Brief:
Write out all of the data without omission, exactly as shown.

Records for processing:
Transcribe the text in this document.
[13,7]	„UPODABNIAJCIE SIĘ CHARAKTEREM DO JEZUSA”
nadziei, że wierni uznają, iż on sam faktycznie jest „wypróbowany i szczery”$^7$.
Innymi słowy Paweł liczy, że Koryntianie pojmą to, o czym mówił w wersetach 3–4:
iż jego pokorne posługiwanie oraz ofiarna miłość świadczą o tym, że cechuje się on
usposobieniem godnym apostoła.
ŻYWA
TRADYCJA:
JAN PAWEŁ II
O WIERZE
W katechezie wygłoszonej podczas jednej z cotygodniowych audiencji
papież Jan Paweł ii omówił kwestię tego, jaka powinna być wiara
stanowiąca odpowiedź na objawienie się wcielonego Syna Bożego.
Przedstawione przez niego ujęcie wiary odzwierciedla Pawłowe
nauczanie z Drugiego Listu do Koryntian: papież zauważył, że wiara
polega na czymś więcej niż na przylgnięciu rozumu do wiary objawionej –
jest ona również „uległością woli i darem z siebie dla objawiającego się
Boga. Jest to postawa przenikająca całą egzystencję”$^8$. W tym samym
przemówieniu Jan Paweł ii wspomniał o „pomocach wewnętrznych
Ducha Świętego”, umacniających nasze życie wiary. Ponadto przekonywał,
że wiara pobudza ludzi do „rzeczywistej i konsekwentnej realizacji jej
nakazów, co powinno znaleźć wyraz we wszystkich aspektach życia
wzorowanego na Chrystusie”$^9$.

Response to the task:
Transcribe the text in this document.
[13,7]	„UPODABNIAJCIE SIĘ CHARAKTEREM DO JEZUSA”
nadziei, że wierni uznają, iż on sam faktycznie jest „wypróbowany i szczery”$^7$.
Innymi słowy Paweł liczy, że Koryntianie pojmą to, o czym mówił w wersetach 3–4:
iż jego pokorne posługiwanie oraz ofiarna miłość świadczą o tym, że cechuje się on
usposobieniem godnym apostoła.
ŻYWA
TRADYCJA:
JAN PAWEŁ II
O WIERZE
W katechezie wygłoszonej podczas jednej z cotygodniowych audiencji
papież Jan Paweł ii omówił kwestię tego, jaka powinna być wiara
stanowiąca odpowiedź na objawienie się wcielonego Syna Bożego.
Przedstawione przez niego ujęcie wiary odzwierciedla Pawłowe
nauczanie z Drugiego Listu do Koryntian: papież zauważył, że wiara
polega na czymś więcej niż na przylgnięciu rozumu do wiary objawionej –
jest ona również „uległością woli i darem z siebie dla objawiającego się
Boga. Jest to postawa przenikająca całą egzystencję”$^8$. W tym samym
przemówieniu Jan Paweł ii wspomniał o „pomocach wewnętrznych
Ducha Świętego”, umacniających nasze życie wiary. Ponadto przekonywał,
że wiara pobudza ludzi do „rzeczywistej i konsekwentnej realizacji jej
nakazów, co powinno znaleźć wyraz we wszystkich aspektach życia
wzorowanego na Chrystusie”$^9$.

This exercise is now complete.